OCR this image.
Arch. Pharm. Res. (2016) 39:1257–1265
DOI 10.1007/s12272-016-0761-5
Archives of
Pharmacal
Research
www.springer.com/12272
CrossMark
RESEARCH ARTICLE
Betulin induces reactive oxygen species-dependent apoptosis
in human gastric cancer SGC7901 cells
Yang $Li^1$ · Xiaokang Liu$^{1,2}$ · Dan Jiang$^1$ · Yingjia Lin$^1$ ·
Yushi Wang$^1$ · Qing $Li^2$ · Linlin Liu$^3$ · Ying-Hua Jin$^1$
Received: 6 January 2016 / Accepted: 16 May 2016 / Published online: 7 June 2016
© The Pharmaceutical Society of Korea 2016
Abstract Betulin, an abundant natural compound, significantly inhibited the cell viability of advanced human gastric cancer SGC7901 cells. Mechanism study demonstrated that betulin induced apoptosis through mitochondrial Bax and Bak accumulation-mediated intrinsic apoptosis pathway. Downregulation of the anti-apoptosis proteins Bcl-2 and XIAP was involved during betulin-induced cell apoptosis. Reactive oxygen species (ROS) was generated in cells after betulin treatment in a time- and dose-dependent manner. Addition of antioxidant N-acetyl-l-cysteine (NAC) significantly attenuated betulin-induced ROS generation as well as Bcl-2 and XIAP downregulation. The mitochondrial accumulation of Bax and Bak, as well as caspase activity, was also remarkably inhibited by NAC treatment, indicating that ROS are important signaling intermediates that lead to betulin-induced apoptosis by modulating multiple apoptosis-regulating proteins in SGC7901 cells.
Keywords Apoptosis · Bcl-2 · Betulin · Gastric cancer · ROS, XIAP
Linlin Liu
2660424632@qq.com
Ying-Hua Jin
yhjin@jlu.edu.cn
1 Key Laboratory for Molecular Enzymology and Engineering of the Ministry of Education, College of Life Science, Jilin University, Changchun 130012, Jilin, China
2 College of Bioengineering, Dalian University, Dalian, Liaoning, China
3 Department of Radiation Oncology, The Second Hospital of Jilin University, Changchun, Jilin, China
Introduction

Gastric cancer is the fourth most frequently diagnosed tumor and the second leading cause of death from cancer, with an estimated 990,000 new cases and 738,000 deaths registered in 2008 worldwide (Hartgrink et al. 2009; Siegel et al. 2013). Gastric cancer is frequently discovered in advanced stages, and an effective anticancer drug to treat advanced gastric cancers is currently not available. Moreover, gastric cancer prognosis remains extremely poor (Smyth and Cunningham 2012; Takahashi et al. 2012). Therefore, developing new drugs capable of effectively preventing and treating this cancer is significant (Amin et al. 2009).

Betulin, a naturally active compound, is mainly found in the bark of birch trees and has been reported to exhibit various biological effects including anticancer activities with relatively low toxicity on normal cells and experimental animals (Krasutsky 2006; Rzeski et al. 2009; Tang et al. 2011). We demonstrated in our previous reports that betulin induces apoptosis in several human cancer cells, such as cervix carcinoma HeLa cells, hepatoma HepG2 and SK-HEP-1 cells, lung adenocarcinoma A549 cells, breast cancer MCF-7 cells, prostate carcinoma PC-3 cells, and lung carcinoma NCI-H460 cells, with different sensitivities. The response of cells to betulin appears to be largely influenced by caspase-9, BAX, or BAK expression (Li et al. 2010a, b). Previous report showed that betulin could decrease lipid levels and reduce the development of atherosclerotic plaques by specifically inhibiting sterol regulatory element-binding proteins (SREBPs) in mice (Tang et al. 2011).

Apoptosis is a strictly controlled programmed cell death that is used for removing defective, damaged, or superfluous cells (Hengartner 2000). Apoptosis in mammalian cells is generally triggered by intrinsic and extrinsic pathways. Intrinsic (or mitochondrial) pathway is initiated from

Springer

┄┄┄┄┄┄

- [Exercise description]
The expected response is the full set of records, reproduced exactly.

- [Exercise answer]
OCR this image.
Arch. Pharm. Res. (2016) 39:1257–1265
DOI 10.1007/s12272-016-0761-5
Archives of
Pharmacal
Research
www.springer.com/12272
CrossMark
RESEARCH ARTICLE
Betulin induces reactive oxygen species-dependent apoptosis
in human gastric cancer SGC7901 cells
Yang $Li^1$ · Xiaokang Liu$^{1,2}$ · Dan Jiang$^1$ · Yingjia Lin$^1$ ·
Yushi Wang$^1$ · Qing $Li^2$ · Linlin Liu$^3$ · Ying-Hua Jin$^1$
Received: 6 January 2016 / Accepted: 16 May 2016 / Published online: 7 June 2016
© The Pharmaceutical Society of Korea 2016
Abstract Betulin, an abundant natural compound, significantly inhibited the cell viability of advanced human gastric cancer SGC7901 cells. Mechanism study demonstrated that betulin induced apoptosis through mitochondrial Bax and Bak accumulation-mediated intrinsic apoptosis pathway. Downregulation of the anti-apoptosis proteins Bcl-2 and XIAP was involved during betulin-induced cell apoptosis. Reactive oxygen species (ROS) was generated in cells after betulin treatment in a time- and dose-dependent manner. Addition of antioxidant N-acetyl-l-cysteine (NAC) significantly attenuated betulin-induced ROS generation as well as Bcl-2 and XIAP downregulation. The mitochondrial accumulation of Bax and Bak, as well as caspase activity, was also remarkably inhibited by NAC treatment, indicating that ROS are important signaling intermediates that lead to betulin-induced apoptosis by modulating multiple apoptosis-regulating proteins in SGC7901 cells.
Keywords Apoptosis · Bcl-2 · Betulin · Gastric cancer · ROS, XIAP
Linlin Liu
2660424632@qq.com
Ying-Hua Jin
yhjin@jlu.edu.cn
1 Key Laboratory for Molecular Enzymology and Engineering of the Ministry of Education, College of Life Science, Jilin University, Changchun 130012, Jilin, China
2 College of Bioengineering, Dalian University, Dalian, Liaoning, China
3 Department of Radiation Oncology, The Second Hospital of Jilin University, Changchun, Jilin, China
Introduction

Gastric cancer is the fourth most frequently diagnosed tumor and the second leading cause of death from cancer, with an estimated 990,000 new cases and 738,000 deaths registered in 2008 worldwide (Hartgrink et al. 2009; Siegel et al. 2013). Gastric cancer is frequently discovered in advanced stages, and an effective anticancer drug to treat advanced gastric cancers is currently not available. Moreover, gastric cancer prognosis remains extremely poor (Smyth and Cunningham 2012; Takahashi et al. 2012). Therefore, developing new drugs capable of effectively preventing and treating this cancer is significant (Amin et al. 2009).

Betulin, a naturally active compound, is mainly found in the bark of birch trees and has been reported to exhibit various biological effects including anticancer activities with relatively low toxicity on normal cells and experimental animals (Krasutsky 2006; Rzeski et al. 2009; Tang et al. 2011). We demonstrated in our previous reports that betulin induces apoptosis in several human cancer cells, such as cervix carcinoma HeLa cells, hepatoma HepG2 and SK-HEP-1 cells, lung adenocarcinoma A549 cells, breast cancer MCF-7 cells, prostate carcinoma PC-3 cells, and lung carcinoma NCI-H460 cells, with different sensitivities. The response of cells to betulin appears to be largely influenced by caspase-9, BAX, or BAK expression (Li et al. 2010a, b). Previous report showed that betulin could decrease lipid levels and reduce the development of atherosclerotic plaques by specifically inhibiting sterol regulatory element-binding proteins (SREBPs) in mice (Tang et al. 2011).

Apoptosis is a strictly controlled programmed cell death that is used for removing defective, damaged, or superfluous cells (Hengartner 2000). Apoptosis in mammalian cells is generally triggered by intrinsic and extrinsic pathways. Intrinsic (or mitochondrial) pathway is initiated from

Springer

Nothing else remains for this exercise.